GIVEN INSTRUCTION |
What follows is a listing; give it again exactly, in its entirety.

DATA LINES |
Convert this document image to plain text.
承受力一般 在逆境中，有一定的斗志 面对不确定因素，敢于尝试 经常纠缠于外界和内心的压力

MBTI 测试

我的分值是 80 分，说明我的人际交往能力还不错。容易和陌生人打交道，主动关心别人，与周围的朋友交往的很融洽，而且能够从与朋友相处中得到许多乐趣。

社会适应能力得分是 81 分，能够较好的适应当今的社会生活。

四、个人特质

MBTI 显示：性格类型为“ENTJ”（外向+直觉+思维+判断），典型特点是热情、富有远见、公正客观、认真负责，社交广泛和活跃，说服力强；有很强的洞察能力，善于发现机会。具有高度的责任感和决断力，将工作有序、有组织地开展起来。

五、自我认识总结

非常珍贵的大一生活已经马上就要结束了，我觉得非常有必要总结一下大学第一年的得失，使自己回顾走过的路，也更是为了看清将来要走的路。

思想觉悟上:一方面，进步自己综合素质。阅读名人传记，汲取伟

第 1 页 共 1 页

WRITTEN ANSWER |
Convert this document image to plain text.
承受力一般 在逆境中，有一定的斗志 面对不确定因素，敢于尝试 经常纠缠于外界和内心的压力

MBTI 测试

我的分值是 80 分，说明我的人际交往能力还不错。容易和陌生人打交道，主动关心别人，与周围的朋友交往的很融洽，而且能够从与朋友相处中得到许多乐趣。

社会适应能力得分是 81 分，能够较好的适应当今的社会生活。

四、个人特质

MBTI 显示：性格类型为“ENTJ”（外向+直觉+思维+判断），典型特点是热情、富有远见、公正客观、认真负责，社交广泛和活跃，说服力强；有很强的洞察能力，善于发现机会。具有高度的责任感和决断力，将工作有序、有组织地开展起来。

五、自我认识总结

非常珍贵的大一生活已经马上就要结束了，我觉得非常有必要总结一下大学第一年的得失，使自己回顾走过的路，也更是为了看清将来要走的路。

思想觉悟上:一方面，进步自己综合素质。阅读名人传记，汲取伟

第 1 页 共 1 页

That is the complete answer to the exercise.